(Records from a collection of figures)
☆ ☆ ☆

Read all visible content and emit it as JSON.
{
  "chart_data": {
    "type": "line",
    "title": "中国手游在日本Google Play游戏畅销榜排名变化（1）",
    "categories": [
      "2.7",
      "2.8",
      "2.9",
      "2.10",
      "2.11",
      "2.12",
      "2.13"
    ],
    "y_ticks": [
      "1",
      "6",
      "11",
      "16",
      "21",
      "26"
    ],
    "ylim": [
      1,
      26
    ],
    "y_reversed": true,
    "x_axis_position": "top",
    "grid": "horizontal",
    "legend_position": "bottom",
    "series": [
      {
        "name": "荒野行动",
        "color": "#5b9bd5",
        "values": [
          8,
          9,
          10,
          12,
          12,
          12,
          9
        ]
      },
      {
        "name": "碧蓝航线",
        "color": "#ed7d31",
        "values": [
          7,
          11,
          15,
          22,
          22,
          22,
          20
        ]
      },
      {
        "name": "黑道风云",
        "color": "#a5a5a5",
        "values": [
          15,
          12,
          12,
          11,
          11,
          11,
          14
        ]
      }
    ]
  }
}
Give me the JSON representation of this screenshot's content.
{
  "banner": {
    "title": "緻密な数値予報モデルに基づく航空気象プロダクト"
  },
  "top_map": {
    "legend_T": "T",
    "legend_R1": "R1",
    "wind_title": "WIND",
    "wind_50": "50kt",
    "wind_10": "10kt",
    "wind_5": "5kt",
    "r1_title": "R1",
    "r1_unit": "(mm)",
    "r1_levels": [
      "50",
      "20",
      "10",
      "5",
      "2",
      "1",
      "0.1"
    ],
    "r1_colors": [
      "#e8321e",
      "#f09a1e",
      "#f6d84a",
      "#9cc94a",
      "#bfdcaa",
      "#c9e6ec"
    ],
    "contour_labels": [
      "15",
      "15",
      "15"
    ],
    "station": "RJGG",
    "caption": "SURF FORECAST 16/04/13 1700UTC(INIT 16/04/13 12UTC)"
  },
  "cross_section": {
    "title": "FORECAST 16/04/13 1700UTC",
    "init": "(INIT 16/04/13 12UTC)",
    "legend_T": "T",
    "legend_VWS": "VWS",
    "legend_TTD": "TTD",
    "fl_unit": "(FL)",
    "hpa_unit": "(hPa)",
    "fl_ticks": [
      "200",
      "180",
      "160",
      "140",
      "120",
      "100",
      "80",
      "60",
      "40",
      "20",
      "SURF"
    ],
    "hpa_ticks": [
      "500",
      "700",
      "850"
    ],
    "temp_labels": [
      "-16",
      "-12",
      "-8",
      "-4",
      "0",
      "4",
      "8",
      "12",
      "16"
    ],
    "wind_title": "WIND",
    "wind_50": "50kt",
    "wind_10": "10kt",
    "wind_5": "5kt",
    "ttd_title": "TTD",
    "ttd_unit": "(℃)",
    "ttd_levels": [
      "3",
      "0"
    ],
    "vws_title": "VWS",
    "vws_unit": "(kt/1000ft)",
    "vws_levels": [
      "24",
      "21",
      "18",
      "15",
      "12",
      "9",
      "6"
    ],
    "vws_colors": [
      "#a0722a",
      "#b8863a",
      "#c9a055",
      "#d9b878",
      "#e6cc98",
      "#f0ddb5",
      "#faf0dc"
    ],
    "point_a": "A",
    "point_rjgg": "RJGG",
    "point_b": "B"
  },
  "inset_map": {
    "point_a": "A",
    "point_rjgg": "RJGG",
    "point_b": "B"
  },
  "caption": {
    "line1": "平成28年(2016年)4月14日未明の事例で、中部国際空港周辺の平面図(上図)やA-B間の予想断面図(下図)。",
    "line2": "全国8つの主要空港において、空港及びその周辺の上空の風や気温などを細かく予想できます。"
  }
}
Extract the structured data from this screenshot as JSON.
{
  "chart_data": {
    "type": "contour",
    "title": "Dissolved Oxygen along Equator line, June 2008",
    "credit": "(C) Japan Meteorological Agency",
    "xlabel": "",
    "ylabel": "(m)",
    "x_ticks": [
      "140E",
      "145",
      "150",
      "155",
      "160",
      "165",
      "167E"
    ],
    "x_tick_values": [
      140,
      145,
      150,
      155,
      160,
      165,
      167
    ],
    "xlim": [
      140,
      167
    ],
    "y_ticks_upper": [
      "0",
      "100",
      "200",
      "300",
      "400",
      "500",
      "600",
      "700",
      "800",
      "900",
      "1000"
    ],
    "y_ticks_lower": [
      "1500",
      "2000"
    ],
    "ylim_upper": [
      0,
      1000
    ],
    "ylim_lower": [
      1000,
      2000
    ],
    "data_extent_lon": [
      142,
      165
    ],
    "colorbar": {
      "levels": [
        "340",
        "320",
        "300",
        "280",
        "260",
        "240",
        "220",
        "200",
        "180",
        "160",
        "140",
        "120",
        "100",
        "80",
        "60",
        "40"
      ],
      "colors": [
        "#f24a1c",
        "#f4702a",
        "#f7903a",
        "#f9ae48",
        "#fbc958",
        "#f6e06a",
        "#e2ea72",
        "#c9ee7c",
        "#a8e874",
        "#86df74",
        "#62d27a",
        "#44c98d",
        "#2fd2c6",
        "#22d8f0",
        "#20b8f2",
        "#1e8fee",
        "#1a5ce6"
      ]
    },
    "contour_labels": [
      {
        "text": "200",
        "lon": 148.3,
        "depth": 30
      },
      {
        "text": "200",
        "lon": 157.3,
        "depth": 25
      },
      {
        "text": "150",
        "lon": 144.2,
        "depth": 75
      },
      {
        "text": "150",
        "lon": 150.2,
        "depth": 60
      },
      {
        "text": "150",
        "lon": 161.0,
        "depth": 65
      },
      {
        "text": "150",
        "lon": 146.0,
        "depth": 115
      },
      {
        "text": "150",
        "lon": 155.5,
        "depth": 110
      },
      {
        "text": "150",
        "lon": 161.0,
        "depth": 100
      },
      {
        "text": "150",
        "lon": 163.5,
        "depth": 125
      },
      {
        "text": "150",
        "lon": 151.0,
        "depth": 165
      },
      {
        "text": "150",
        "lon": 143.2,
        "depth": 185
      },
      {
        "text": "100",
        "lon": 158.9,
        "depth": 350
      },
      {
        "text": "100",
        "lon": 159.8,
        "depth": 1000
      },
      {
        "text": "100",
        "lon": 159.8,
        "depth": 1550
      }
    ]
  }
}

☆ ☆ ☆

[Written problem]
Identify the lines above with the word "FORECAST". Copy them.

[Task result]
    "caption": "SURF FORECAST 16/04/13 1700UTC(INIT 16/04/13 12UTC)"
    "title": "FORECAST 16/04/13 1700UTC",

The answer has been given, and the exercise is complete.